> Directive
Here are records with pictures in them. Copy all of them exactly and leave the pictures out.

--- START ---

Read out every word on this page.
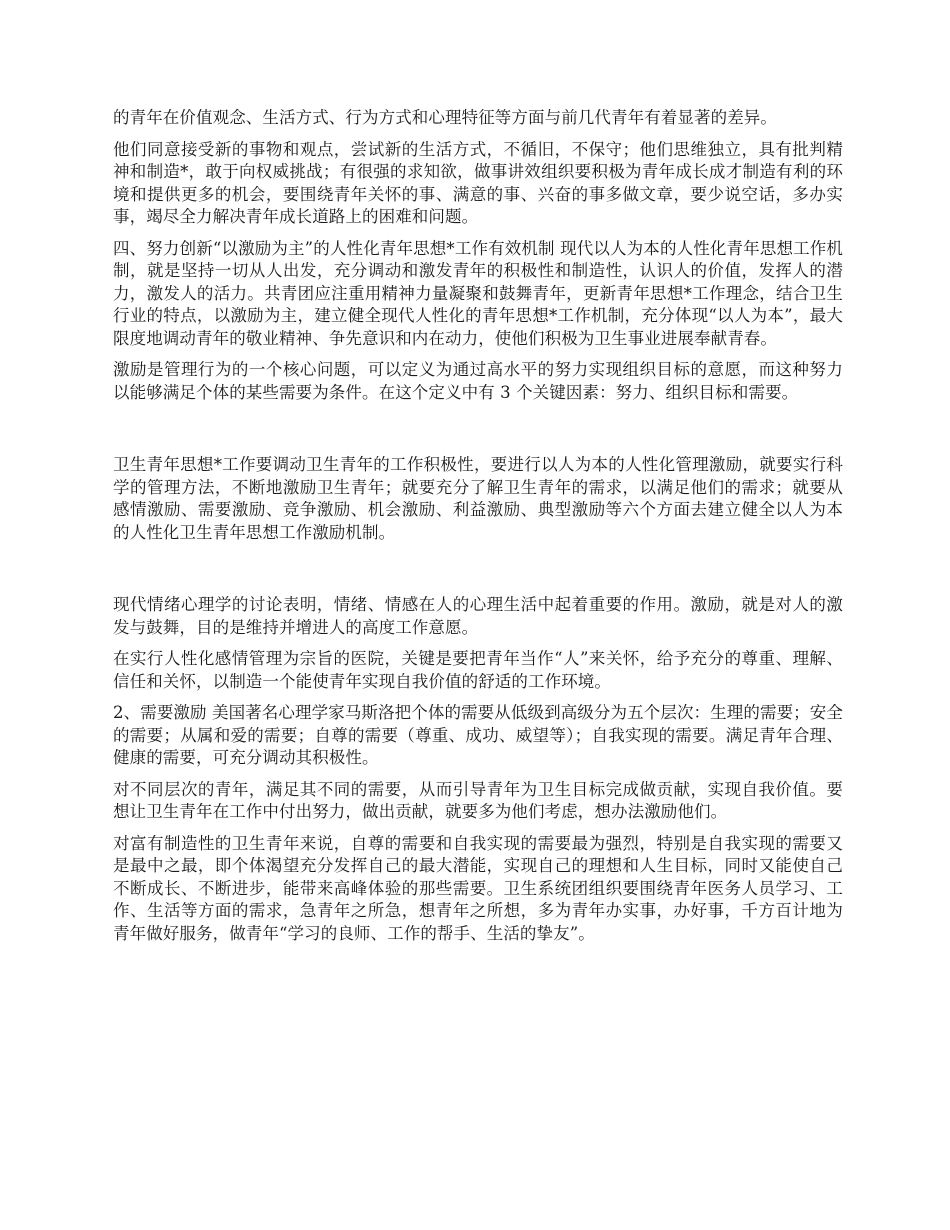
的青年在价值观念、生活方式、行为方式和心理特征等方面与前几代青年有着显著的差异。

他们同意接受新的事物和观点，尝试新的生活方式，不循旧，不保守；他们思维独立，具有批判精神和制造*，敢于向权威挑战；有很强的求知欲，做事讲效组织要积极为青年成长成才制造有利的环境和提供更多的机会，要围绕青年关怀的事、满意的事、兴奋的事多做文章，要少说空话，多办实事，竭尽全力解决青年成长道路上的困难和问题。

四、努力创新“以激励为主”的人性化青年思想*工作有效机制 现代以人为本的人性化青年思想工作机制，就是坚持一切从人出发，充分调动和激发青年的积极性和制造性，认识人的价值，发挥人的潜力，激发人的活力。共青团应注重用精神力量凝聚和鼓舞青年，更新青年思想*工作理念，结合卫生行业的特点，以激励为主，建立健全现代人性化的青年思想*工作机制，充分体现“以人为本”，最大限度地调动青年的敬业精神、争先意识和内在动力，使他们积极为卫生事业进展奉献青春。

激励是管理行为的一个核心问题，可以定义为通过高水平的努力实现组织目标的意愿，而这种努力以能够满足个体的某些需要为条件。在这个定义中有 3 个关键因素：努力、组织目标和需要。

卫生青年思想*工作要调动卫生青年的工作积极性，要进行以人为本的人性化管理激励，就要实行科学的管理方法，不断地激励卫生青年；就要充分了解卫生青年的需求，以满足他们的需求；就要从感情激励、需要激励、竞争激励、机会激励、利益激励、典型激励等六个方面去建立健全以人为本的人性化卫生青年思想工作激励机制。

现代情绪心理学的讨论表明，情绪、情感在人的心理生活中起着重要的作用。激励，就是对人的激发与鼓舞，目的是维持并增进人的高度工作意愿。

在实行人性化感情管理为宗旨的医院，关键是要把青年当作“人”来关怀，给予充分的尊重、理解、信任和关怀，以制造一个能使青年实现自我价值的舒适的工作环境。

2、需要激励 美国著名心理学家马斯洛把个体的需要从低级到高级分为五个层次：生理的需要；安全的需要；从属和爱的需要；自尊的需要（尊重、成功、威望等）；自我实现的需要。满足青年合理、健康的需要，可充分调动其积极性。

对不同层次的青年，满足其不同的需要，从而引导青年为卫生目标完成做贡献，实现自我价值。要想让卫生青年在工作中付出努力，做出贡献，就要多为他们考虑，想办法激励他们。

对富有制造性的卫生青年来说，自尊的需要和自我实现的需要最为强烈，特别是自我实现的需要又是最中之最，即个体渴望充分发挥自己的最大潜能，实现自己的理想和人生目标，同时又能使自己不断成长、不断进步，能带来高峰体验的那些需要。卫生系统团组织要围绕青年医务人员学习、工作、生活等方面的需求，急青年之所急，想青年之所想，多为青年办实事，办好事，千方百计地为青年做好服务，做青年“学习的良师、工作的帮手、生活的挚友”。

--- END ---

> Answer below
Read out every word on this page.
的青年在价值观念、生活方式、行为方式和心理特征等方面与前几代青年有着显著的差异。

他们同意接受新的事物和观点，尝试新的生活方式，不循旧，不保守；他们思维独立，具有批判精神和制造*，敢于向权威挑战；有很强的求知欲，做事讲效组织要积极为青年成长成才制造有利的环境和提供更多的机会，要围绕青年关怀的事、满意的事、兴奋的事多做文章，要少说空话，多办实事，竭尽全力解决青年成长道路上的困难和问题。

四、努力创新“以激励为主”的人性化青年思想*工作有效机制 现代以人为本的人性化青年思想工作机制，就是坚持一切从人出发，充分调动和激发青年的积极性和制造性，认识人的价值，发挥人的潜力，激发人的活力。共青团应注重用精神力量凝聚和鼓舞青年，更新青年思想*工作理念，结合卫生行业的特点，以激励为主，建立健全现代人性化的青年思想*工作机制，充分体现“以人为本”，最大限度地调动青年的敬业精神、争先意识和内在动力，使他们积极为卫生事业进展奉献青春。

激励是管理行为的一个核心问题，可以定义为通过高水平的努力实现组织目标的意愿，而这种努力以能够满足个体的某些需要为条件。在这个定义中有 3 个关键因素：努力、组织目标和需要。

卫生青年思想*工作要调动卫生青年的工作积极性，要进行以人为本的人性化管理激励，就要实行科学的管理方法，不断地激励卫生青年；就要充分了解卫生青年的需求，以满足他们的需求；就要从感情激励、需要激励、竞争激励、机会激励、利益激励、典型激励等六个方面去建立健全以人为本的人性化卫生青年思想工作激励机制。

现代情绪心理学的讨论表明，情绪、情感在人的心理生活中起着重要的作用。激励，就是对人的激发与鼓舞，目的是维持并增进人的高度工作意愿。

在实行人性化感情管理为宗旨的医院，关键是要把青年当作“人”来关怀，给予充分的尊重、理解、信任和关怀，以制造一个能使青年实现自我价值的舒适的工作环境。

2、需要激励 美国著名心理学家马斯洛把个体的需要从低级到高级分为五个层次：生理的需要；安全的需要；从属和爱的需要；自尊的需要（尊重、成功、威望等）；自我实现的需要。满足青年合理、健康的需要，可充分调动其积极性。

对不同层次的青年，满足其不同的需要，从而引导青年为卫生目标完成做贡献，实现自我价值。要想让卫生青年在工作中付出努力，做出贡献，就要多为他们考虑，想办法激励他们。

对富有制造性的卫生青年来说，自尊的需要和自我实现的需要最为强烈，特别是自我实现的需要又是最中之最，即个体渴望充分发挥自己的最大潜能，实现自己的理想和人生目标，同时又能使自己不断成长、不断进步，能带来高峰体验的那些需要。卫生系统团组织要围绕青年医务人员学习、工作、生活等方面的需求，急青年之所急，想青年之所想，多为青年办实事，办好事，千方百计地为青年做好服务，做青年“学习的良师、工作的帮手、生活的挚友”。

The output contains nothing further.